# [OBJECTIVE]
Render the material again word for word, skipping the pictures in it.

# [RECORD EXCERPTS]
——
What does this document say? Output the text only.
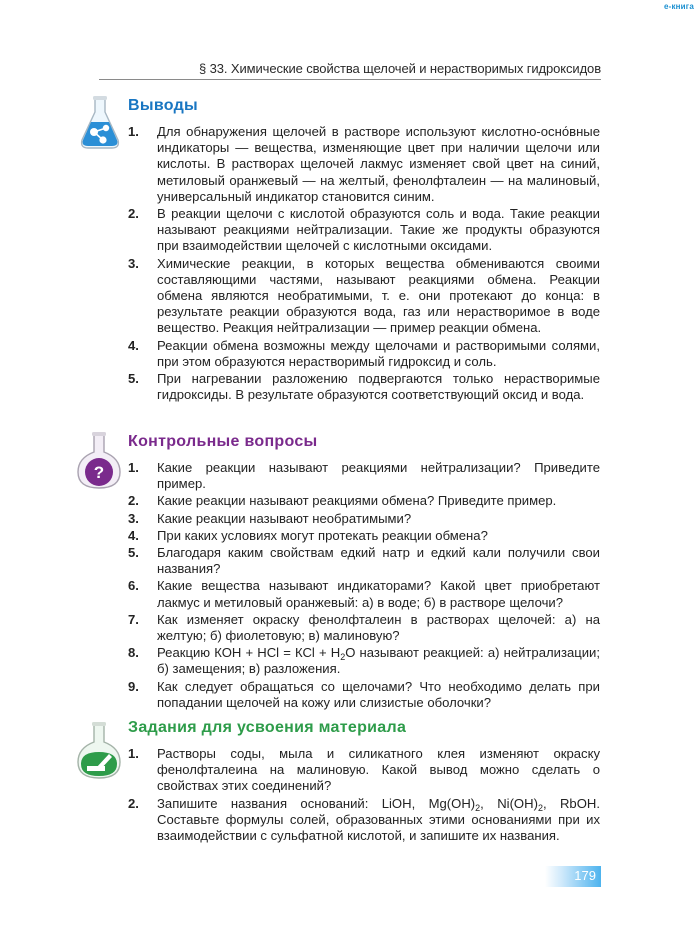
e-книга
§ 33. Химические свойства щелочей и нерастворимых гидроксидов
Выводы
1. Для обнаружения щелочей в растворе используют кислотно-осно́вные индикаторы — вещества, изменяющие цвет при наличии щелочи или кислоты. В растворах щелочей лакмус изменяет свой цвет на синий, метиловый оранжевый — на желтый, фенолфталеин — на малиновый, универсальный индикатор становится синим.
2. В реакции щелочи с кислотой образуются соль и вода. Такие реакции называют реакциями нейтрализации. Такие же продукты образуются при взаимодействии щелочей с кислотными оксидами.
3. Химические реакции, в которых вещества обмениваются своими составляющими частями, называют реакциями обмена. Реакции обмена являются необратимыми, т. е. они протекают до конца: в результате реакции образуются вода, газ или нерастворимое в воде вещество. Реакция нейтрализации — пример реакции обмена.
4. Реакции обмена возможны между щелочами и растворимыми солями, при этом образуются нерастворимый гидроксид и соль.
5. При нагревании разложению подвергаются только нерастворимые гидроксиды. В результате образуются соответствующий оксид и вода.
?
Контрольные вопросы
1. Какие реакции называют реакциями нейтрализации? Приведите пример.
2. Какие реакции называют реакциями обмена? Приведите пример.
3. Какие реакции называют необратимыми?
4. При каких условиях могут протекать реакции обмена?
5. Благодаря каким свойствам едкий натр и едкий кали получили свои названия?
6. Какие вещества называют индикаторами? Какой цвет приобретают лакмус и метиловый оранжевый: а) в воде; б) в растворе щелочи?
7. Как изменяет окраску фенолфталеин в растворах щелочей: а) на желтую; б) фиолетовую; в) малиновую?
8. Реакцию КОН + НСl = КСl + $Н_2О$ называют реакцией: а) нейтрализации; б) замещения; в) разложения.
9. Как следует обращаться со щелочами? Что необходимо делать при попадании щелочей на кожу или слизистые оболочки?
Задания для усвоения материала
1. Растворы соды, мыла и силикатного клея изменяют окраску фенолфталеина на малиновую. Какой вывод можно сделать о свойствах этих соединений?
2. Запишите названия оснований: LiOH, $Mg(OH)_2$, $Ni(OH)_2$, RbOH. Составьте формулы солей, образованных этими основаниями при их взаимодействии с сульфатной кислотой, и запишите их названия.
179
——
# [THE SOLUTION]
What does this document say? Output the text only.
e-книга
§ 33. Химические свойства щелочей и нерастворимых гидроксидов
Выводы
1. Для обнаружения щелочей в растворе используют кислотно-осно́вные индикаторы — вещества, изменяющие цвет при наличии щелочи или кислоты. В растворах щелочей лакмус изменяет свой цвет на синий, метиловый оранжевый — на желтый, фенолфталеин — на малиновый, универсальный индикатор становится синим.
2. В реакции щелочи с кислотой образуются соль и вода. Такие реакции называют реакциями нейтрализации. Такие же продукты образуются при взаимодействии щелочей с кислотными оксидами.
3. Химические реакции, в которых вещества обмениваются своими составляющими частями, называют реакциями обмена. Реакции обмена являются необратимыми, т. е. они протекают до конца: в результате реакции образуются вода, газ или нерастворимое в воде вещество. Реакция нейтрализации — пример реакции обмена.
4. Реакции обмена возможны между щелочами и растворимыми солями, при этом образуются нерастворимый гидроксид и соль.
5. При нагревании разложению подвергаются только нерастворимые гидроксиды. В результате образуются соответствующий оксид и вода.
?
Контрольные вопросы
1. Какие реакции называют реакциями нейтрализации? Приведите пример.
2. Какие реакции называют реакциями обмена? Приведите пример.
3. Какие реакции называют необратимыми?
4. При каких условиях могут протекать реакции обмена?
5. Благодаря каким свойствам едкий натр и едкий кали получили свои названия?
6. Какие вещества называют индикаторами? Какой цвет приобретают лакмус и метиловый оранжевый: а) в воде; б) в растворе щелочи?
7. Как изменяет окраску фенолфталеин в растворах щелочей: а) на желтую; б) фиолетовую; в) малиновую?
8. Реакцию КОН + НСl = КСl + $Н_2О$ называют реакцией: а) нейтрализации; б) замещения; в) разложения.
9. Как следует обращаться со щелочами? Что необходимо делать при попадании щелочей на кожу или слизистые оболочки?
Задания для усвоения материала
1. Растворы соды, мыла и силикатного клея изменяют окраску фенолфталеина на малиновую. Какой вывод можно сделать о свойствах этих соединений?
2. Запишите названия оснований: LiOH, $Mg(OH)_2$, $Ni(OH)_2$, RbOH. Составьте формулы солей, образованных этими основаниями при их взаимодействии с сульфатной кислотой, и запишите их названия.
179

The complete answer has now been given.